Items from a data source:
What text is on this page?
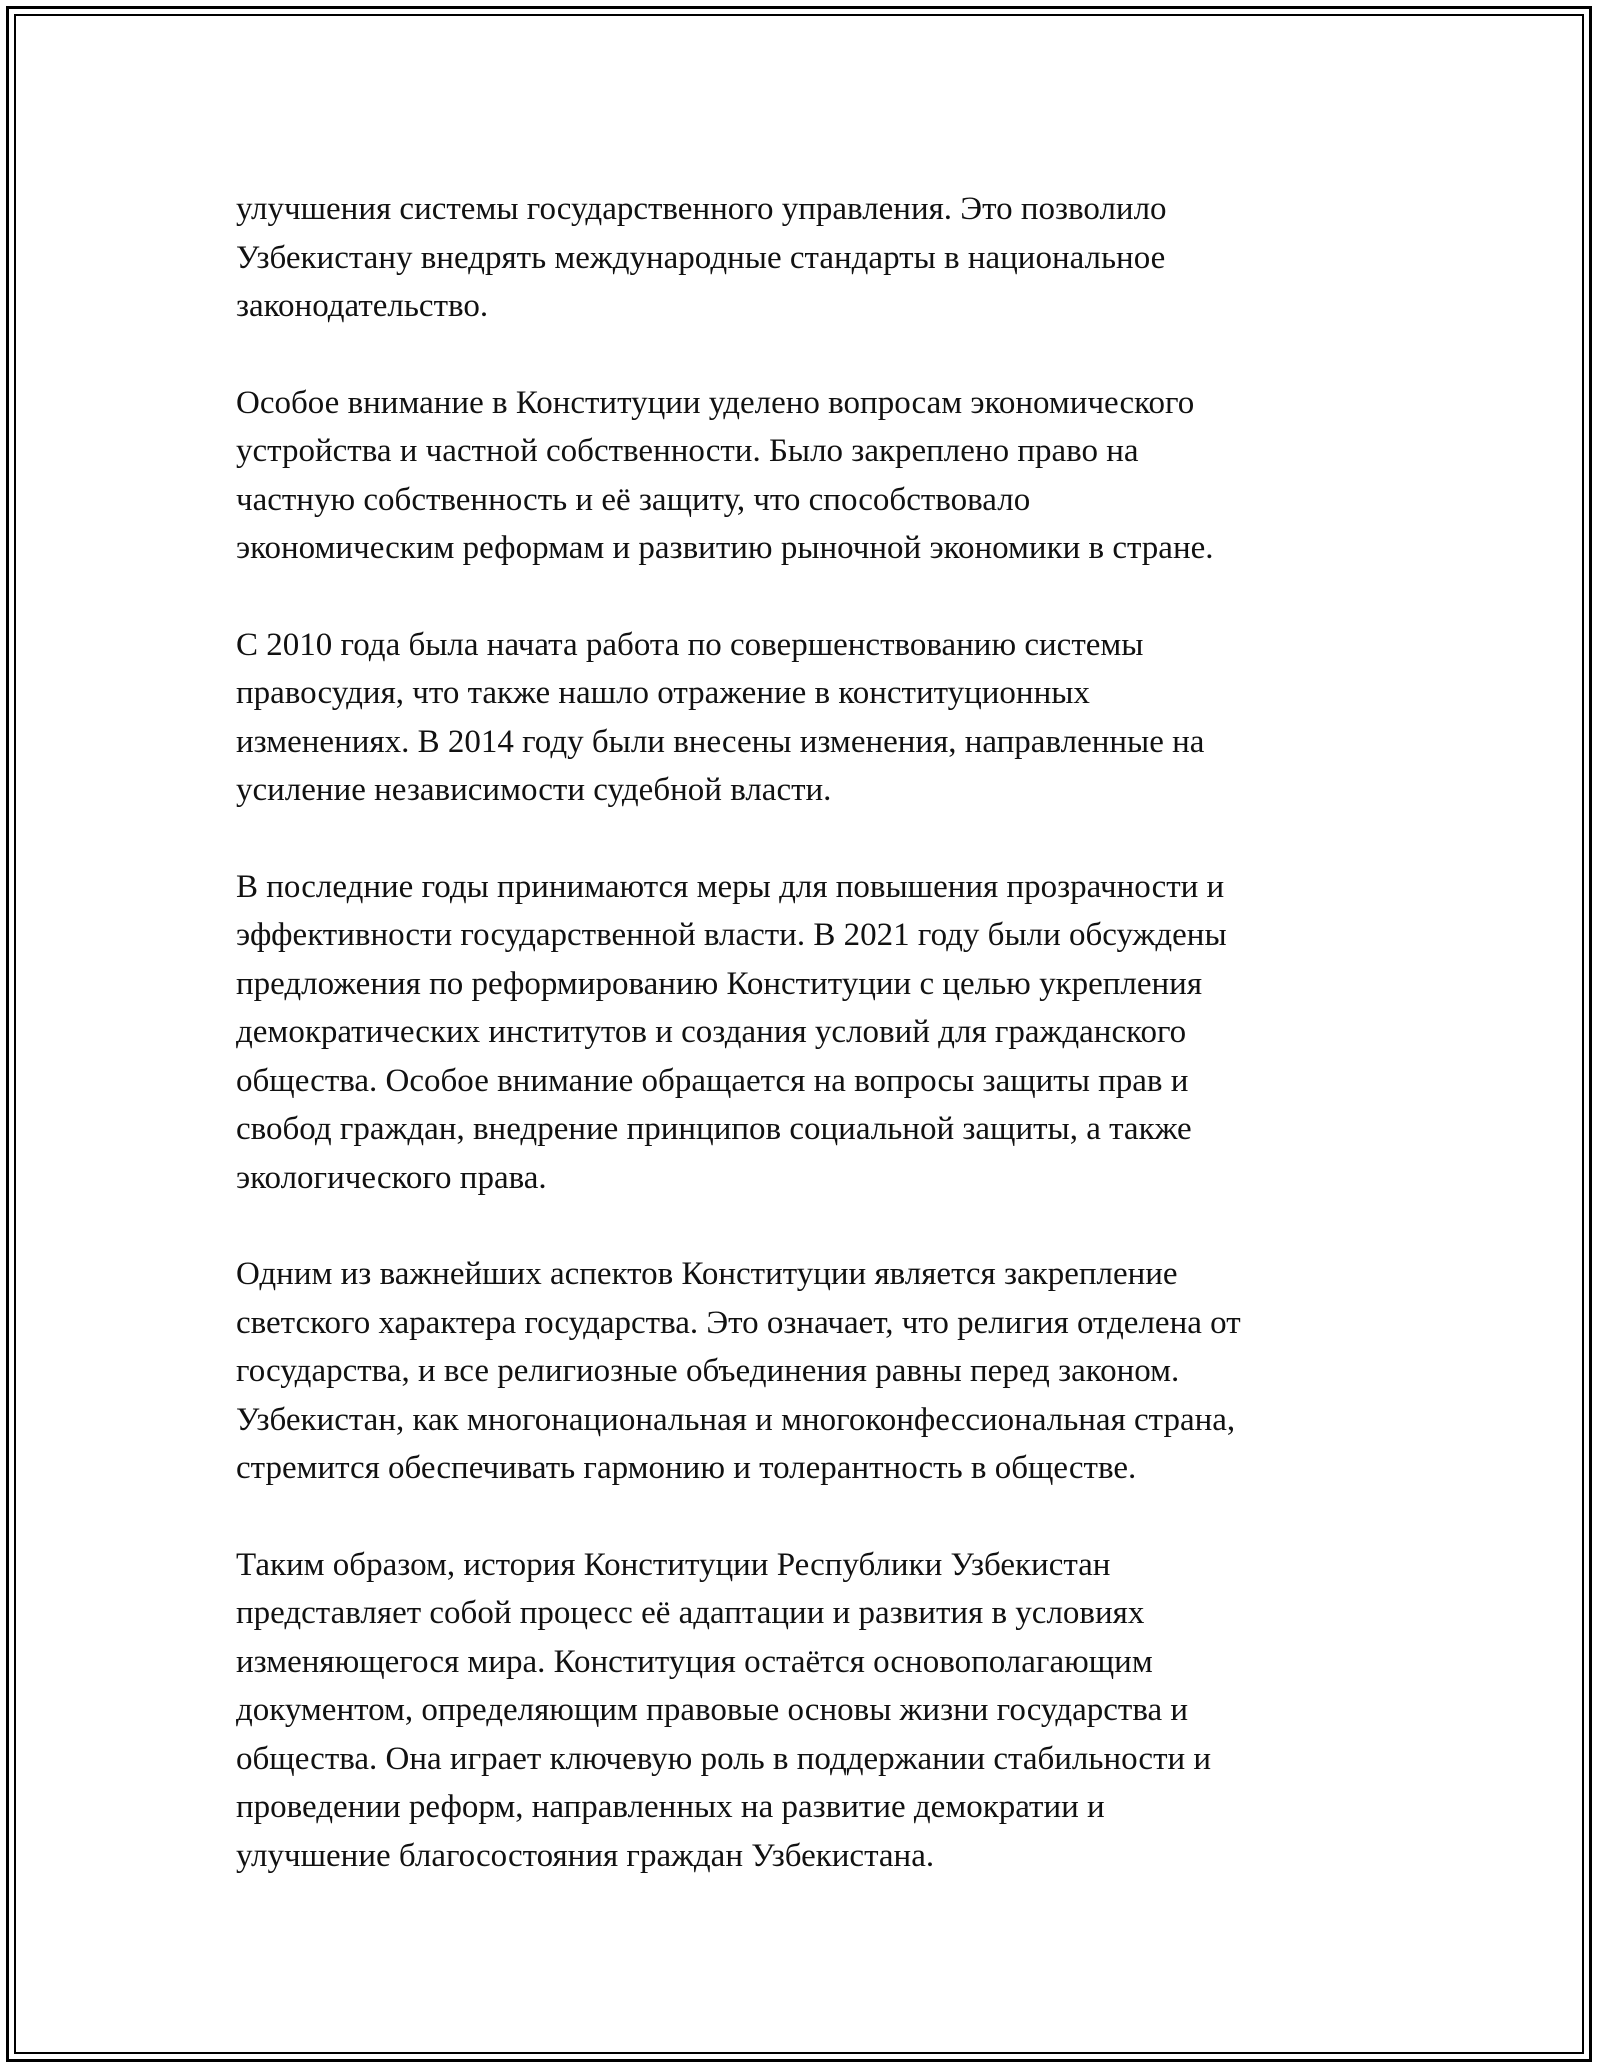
улучшения системы государственного управления. Это позволило
Узбекистану внедрять международные стандарты в национальное
законодательство.

Особое внимание в Конституции уделено вопросам экономического
устройства и частной собственности. Было закреплено право на
частную собственность и её защиту, что способствовало
экономическим реформам и развитию рыночной экономики в стране.

С 2010 года была начата работа по совершенствованию системы
правосудия, что также нашло отражение в конституционных
изменениях. В 2014 году были внесены изменения, направленные на
усиление независимости судебной власти.

В последние годы принимаются меры для повышения прозрачности и
эффективности государственной власти. В 2021 году были обсуждены
предложения по реформированию Конституции с целью укрепления
демократических институтов и создания условий для гражданского
общества. Особое внимание обращается на вопросы защиты прав и
свобод граждан, внедрение принципов социальной защиты, а также
экологического права.

Одним из важнейших аспектов Конституции является закрепление
светского характера государства. Это означает, что религия отделена от
государства, и все религиозные объединения равны перед законом.
Узбекистан, как многонациональная и многоконфессиональная страна,
стремится обеспечивать гармонию и толерантность в обществе.

Таким образом, история Конституции Республики Узбекистан
представляет собой процесс её адаптации и развития в условиях
изменяющегося мира. Конституция остаётся основополагающим
документом, определяющим правовые основы жизни государства и
общества. Она играет ключевую роль в поддержании стабильности и
проведении реформ, направленных на развитие демократии и
улучшение благосостояния граждан Узбекистана.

# Your instructions:
Do not copy the pictures, but repeat every line exactly.

# Output of the task:
What text is on this page?
улучшения системы государственного управления. Это позволило
Узбекистану внедрять международные стандарты в национальное
законодательство.

Особое внимание в Конституции уделено вопросам экономического
устройства и частной собственности. Было закреплено право на
частную собственность и её защиту, что способствовало
экономическим реформам и развитию рыночной экономики в стране.

С 2010 года была начата работа по совершенствованию системы
правосудия, что также нашло отражение в конституционных
изменениях. В 2014 году были внесены изменения, направленные на
усиление независимости судебной власти.

В последние годы принимаются меры для повышения прозрачности и
эффективности государственной власти. В 2021 году были обсуждены
предложения по реформированию Конституции с целью укрепления
демократических институтов и создания условий для гражданского
общества. Особое внимание обращается на вопросы защиты прав и
свобод граждан, внедрение принципов социальной защиты, а также
экологического права.

Одним из важнейших аспектов Конституции является закрепление
светского характера государства. Это означает, что религия отделена от
государства, и все религиозные объединения равны перед законом.
Узбекистан, как многонациональная и многоконфессиональная страна,
стремится обеспечивать гармонию и толерантность в обществе.

Таким образом, история Конституции Республики Узбекистан
представляет собой процесс её адаптации и развития в условиях
изменяющегося мира. Конституция остаётся основополагающим
документом, определяющим правовые основы жизни государства и
общества. Она играет ключевую роль в поддержании стабильности и
проведении реформ, направленных на развитие демократии и
улучшение благосостояния граждан Узбекистана.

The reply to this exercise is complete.